**Given problem**
Give every entry again, word for word and in full.

[Start of Task material]

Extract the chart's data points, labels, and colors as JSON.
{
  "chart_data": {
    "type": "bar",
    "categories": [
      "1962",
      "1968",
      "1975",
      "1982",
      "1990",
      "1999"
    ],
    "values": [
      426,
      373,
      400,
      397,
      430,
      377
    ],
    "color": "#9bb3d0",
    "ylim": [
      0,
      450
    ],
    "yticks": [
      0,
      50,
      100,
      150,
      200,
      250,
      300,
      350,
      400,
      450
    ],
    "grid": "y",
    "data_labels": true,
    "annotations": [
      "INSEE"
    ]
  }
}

[End of Task material]

**Task answer**
Extract the chart's data points, labels, and colors as JSON.
{
  "chart_data": {
    "type": "bar",
    "categories": [
      "1962",
      "1968",
      "1975",
      "1982",
      "1990",
      "1999"
    ],
    "values": [
      426,
      373,
      400,
      397,
      430,
      377
    ],
    "color": "#9bb3d0",
    "ylim": [
      0,
      450
    ],
    "yticks": [
      0,
      50,
      100,
      150,
      200,
      250,
      300,
      350,
      400,
      450
    ],
    "grid": "y",
    "data_labels": true,
    "annotations": [
      "INSEE"
    ]
  }
}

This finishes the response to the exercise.